Exercise brief: Gather from the material every line that contains the string "Νέφωση".

Excerpt from a dataset:
---*---
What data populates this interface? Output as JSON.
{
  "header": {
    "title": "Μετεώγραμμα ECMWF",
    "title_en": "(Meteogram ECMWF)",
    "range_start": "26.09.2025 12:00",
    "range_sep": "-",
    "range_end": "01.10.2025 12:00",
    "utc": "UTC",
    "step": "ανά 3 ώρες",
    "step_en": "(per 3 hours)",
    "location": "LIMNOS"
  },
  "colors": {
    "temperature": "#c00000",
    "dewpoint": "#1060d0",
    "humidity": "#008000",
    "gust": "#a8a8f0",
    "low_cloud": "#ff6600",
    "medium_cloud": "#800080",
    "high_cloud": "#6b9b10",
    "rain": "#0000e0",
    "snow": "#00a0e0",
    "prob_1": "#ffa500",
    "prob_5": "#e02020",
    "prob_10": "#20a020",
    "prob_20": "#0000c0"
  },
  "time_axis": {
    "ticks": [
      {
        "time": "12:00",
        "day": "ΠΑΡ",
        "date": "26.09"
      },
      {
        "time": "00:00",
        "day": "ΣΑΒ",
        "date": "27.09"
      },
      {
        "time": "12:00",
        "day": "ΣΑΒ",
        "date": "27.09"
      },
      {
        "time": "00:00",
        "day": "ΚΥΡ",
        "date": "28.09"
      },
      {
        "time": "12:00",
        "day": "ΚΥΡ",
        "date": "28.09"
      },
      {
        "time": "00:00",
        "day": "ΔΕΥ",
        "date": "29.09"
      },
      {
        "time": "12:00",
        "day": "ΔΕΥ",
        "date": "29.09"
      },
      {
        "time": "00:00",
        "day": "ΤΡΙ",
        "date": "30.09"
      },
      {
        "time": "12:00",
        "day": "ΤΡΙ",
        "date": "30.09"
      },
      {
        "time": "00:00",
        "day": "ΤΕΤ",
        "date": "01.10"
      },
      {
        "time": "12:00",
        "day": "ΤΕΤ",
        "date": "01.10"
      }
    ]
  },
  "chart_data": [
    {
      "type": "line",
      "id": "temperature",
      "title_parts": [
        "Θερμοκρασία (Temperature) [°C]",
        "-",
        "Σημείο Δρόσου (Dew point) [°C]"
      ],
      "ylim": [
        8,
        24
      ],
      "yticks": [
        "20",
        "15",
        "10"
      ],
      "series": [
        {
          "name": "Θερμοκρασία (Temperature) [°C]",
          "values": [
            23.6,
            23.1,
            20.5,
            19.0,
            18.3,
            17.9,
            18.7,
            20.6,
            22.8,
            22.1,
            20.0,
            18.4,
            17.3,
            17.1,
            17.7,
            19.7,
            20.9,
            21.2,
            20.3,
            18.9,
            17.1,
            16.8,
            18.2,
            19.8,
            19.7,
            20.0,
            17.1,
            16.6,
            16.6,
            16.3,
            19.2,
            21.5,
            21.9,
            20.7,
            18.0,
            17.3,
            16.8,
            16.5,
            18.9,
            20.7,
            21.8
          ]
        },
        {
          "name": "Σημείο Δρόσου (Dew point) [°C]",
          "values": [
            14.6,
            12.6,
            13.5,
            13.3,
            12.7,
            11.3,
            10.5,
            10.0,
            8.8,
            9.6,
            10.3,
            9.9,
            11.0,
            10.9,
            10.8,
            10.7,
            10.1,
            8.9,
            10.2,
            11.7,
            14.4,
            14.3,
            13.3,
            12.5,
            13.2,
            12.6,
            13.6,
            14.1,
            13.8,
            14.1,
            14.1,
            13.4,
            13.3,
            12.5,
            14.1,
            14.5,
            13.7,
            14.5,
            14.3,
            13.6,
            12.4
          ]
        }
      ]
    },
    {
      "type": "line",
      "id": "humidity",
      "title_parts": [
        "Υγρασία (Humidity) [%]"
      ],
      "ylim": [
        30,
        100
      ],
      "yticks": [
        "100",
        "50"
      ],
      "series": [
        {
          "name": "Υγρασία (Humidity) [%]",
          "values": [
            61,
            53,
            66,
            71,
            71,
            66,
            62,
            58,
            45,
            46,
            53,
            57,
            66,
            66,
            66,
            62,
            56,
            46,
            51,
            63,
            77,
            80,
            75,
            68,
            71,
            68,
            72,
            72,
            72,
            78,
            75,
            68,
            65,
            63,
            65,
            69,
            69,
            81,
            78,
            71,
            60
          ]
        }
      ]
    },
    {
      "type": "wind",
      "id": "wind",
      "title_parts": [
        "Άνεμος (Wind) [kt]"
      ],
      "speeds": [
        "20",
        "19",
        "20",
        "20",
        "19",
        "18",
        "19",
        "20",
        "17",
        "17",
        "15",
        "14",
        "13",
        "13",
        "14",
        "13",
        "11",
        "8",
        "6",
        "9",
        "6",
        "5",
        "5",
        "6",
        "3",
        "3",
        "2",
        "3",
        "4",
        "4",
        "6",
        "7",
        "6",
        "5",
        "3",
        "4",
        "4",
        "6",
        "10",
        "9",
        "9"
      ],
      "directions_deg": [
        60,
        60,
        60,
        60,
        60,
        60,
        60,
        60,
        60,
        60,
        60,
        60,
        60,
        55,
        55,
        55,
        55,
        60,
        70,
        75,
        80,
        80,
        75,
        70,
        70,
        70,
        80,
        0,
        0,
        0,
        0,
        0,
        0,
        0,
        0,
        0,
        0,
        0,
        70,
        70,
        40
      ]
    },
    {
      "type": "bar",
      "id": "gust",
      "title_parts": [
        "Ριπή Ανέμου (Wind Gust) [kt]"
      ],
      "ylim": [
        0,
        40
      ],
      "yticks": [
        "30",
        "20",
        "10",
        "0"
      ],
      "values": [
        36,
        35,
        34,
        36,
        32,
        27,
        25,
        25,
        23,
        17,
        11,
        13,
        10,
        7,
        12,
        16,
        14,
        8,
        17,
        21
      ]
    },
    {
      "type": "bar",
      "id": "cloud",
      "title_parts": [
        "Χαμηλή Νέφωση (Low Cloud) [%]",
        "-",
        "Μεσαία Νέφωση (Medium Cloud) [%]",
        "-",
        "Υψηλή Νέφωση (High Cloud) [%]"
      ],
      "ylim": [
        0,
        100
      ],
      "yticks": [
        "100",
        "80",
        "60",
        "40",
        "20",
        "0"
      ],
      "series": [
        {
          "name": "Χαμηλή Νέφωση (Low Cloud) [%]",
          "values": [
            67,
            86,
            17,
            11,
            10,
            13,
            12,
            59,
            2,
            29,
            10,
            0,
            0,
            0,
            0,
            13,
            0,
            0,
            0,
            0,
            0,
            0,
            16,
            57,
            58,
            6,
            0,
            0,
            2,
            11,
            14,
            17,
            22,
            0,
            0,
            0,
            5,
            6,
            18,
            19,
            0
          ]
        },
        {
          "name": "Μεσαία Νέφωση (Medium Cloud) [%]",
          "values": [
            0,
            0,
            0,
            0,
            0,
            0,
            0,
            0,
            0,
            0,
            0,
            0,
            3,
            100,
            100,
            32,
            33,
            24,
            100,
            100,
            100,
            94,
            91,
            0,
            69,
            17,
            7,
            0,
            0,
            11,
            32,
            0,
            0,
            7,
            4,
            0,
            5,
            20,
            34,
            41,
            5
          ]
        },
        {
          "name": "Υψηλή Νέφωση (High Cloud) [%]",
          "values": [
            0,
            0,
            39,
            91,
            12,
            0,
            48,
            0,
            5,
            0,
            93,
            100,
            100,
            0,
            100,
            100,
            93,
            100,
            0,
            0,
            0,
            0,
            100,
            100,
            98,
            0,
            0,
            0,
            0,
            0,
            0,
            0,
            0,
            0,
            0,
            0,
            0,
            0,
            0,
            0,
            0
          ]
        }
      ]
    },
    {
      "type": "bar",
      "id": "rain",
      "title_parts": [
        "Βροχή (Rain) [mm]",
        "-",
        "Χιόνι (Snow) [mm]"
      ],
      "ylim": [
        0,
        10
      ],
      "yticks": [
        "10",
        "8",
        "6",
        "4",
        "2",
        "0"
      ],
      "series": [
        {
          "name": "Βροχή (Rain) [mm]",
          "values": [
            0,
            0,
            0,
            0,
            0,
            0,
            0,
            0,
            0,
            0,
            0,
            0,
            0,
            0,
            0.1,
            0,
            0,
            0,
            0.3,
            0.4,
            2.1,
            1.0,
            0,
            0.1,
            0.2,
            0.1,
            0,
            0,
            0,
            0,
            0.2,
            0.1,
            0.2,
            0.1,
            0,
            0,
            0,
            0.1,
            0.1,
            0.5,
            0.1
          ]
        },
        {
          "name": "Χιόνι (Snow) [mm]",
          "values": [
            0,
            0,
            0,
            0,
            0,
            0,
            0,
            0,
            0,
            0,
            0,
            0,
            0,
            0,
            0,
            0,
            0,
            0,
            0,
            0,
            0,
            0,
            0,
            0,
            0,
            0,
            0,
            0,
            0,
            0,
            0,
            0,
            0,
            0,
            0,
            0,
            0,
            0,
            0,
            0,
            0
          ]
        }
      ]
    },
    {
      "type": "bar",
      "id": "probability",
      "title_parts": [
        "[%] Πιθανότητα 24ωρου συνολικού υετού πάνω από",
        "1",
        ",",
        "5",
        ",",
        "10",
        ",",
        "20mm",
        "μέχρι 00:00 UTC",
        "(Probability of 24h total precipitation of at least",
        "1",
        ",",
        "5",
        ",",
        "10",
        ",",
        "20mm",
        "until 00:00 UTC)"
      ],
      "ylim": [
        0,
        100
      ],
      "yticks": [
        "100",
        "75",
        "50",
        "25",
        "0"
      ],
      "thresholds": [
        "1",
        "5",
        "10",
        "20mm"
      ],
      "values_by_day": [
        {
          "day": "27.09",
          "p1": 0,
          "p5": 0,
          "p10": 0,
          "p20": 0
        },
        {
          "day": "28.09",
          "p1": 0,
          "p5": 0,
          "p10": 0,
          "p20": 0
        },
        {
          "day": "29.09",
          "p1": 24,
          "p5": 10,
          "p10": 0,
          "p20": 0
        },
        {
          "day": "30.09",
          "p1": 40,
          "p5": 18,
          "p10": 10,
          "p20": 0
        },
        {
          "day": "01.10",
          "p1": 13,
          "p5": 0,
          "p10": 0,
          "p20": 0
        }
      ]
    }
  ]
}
---*---
Correct response:
        "Χαμηλή Νέφωση (Low Cloud) [%]",
        "Μεσαία Νέφωση (Medium Cloud) [%]",
        "Υψηλή Νέφωση (High Cloud) [%]"
          "name": "Χαμηλή Νέφωση (Low Cloud) [%]",
          "name": "Μεσαία Νέφωση (Medium Cloud) [%]",
          "name": "Υψηλή Νέφωση (High Cloud) [%]",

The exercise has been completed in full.